Dataset entries
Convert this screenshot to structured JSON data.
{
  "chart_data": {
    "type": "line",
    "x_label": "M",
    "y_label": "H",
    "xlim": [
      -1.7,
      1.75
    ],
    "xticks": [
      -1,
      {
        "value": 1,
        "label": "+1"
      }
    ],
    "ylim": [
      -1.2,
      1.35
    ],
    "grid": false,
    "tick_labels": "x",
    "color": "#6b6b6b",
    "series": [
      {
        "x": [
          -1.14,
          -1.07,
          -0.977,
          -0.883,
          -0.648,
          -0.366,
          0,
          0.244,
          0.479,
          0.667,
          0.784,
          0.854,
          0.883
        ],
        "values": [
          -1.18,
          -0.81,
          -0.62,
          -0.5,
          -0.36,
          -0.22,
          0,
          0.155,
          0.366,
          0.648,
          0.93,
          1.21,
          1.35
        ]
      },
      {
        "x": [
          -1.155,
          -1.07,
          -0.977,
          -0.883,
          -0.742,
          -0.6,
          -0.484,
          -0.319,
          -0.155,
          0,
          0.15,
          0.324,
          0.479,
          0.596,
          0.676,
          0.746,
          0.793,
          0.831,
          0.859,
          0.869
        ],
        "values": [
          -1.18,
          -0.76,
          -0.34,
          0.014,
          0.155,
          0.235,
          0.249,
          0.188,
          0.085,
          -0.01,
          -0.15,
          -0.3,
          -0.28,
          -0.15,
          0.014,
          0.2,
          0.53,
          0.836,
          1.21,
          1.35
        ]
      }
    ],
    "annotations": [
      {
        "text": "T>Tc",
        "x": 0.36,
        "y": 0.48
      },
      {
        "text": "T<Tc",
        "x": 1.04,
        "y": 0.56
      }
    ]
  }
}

Requirement - Each record above should be restated word for word.

Written solution -
Convert this screenshot to structured JSON data.
{
  "chart_data": {
    "type": "line",
    "x_label": "M",
    "y_label": "H",
    "xlim": [
      -1.7,
      1.75
    ],
    "xticks": [
      -1,
      {
        "value": 1,
        "label": "+1"
      }
    ],
    "ylim": [
      -1.2,
      1.35
    ],
    "grid": false,
    "tick_labels": "x",
    "color": "#6b6b6b",
    "series": [
      {
        "x": [
          -1.14,
          -1.07,
          -0.977,
          -0.883,
          -0.648,
          -0.366,
          0,
          0.244,
          0.479,
          0.667,
          0.784,
          0.854,
          0.883
        ],
        "values": [
          -1.18,
          -0.81,
          -0.62,
          -0.5,
          -0.36,
          -0.22,
          0,
          0.155,
          0.366,
          0.648,
          0.93,
          1.21,
          1.35
        ]
      },
      {
        "x": [
          -1.155,
          -1.07,
          -0.977,
          -0.883,
          -0.742,
          -0.6,
          -0.484,
          -0.319,
          -0.155,
          0,
          0.15,
          0.324,
          0.479,
          0.596,
          0.676,
          0.746,
          0.793,
          0.831,
          0.859,
          0.869
        ],
        "values": [
          -1.18,
          -0.76,
          -0.34,
          0.014,
          0.155,
          0.235,
          0.249,
          0.188,
          0.085,
          -0.01,
          -0.15,
          -0.3,
          -0.28,
          -0.15,
          0.014,
          0.2,
          0.53,
          0.836,
          1.21,
          1.35
        ]
      }
    ],
    "annotations": [
      {
        "text": "T>Tc",
        "x": 0.36,
        "y": 0.48
      },
      {
        "text": "T<Tc",
        "x": 1.04,
        "y": 0.56
      }
    ]
  }
}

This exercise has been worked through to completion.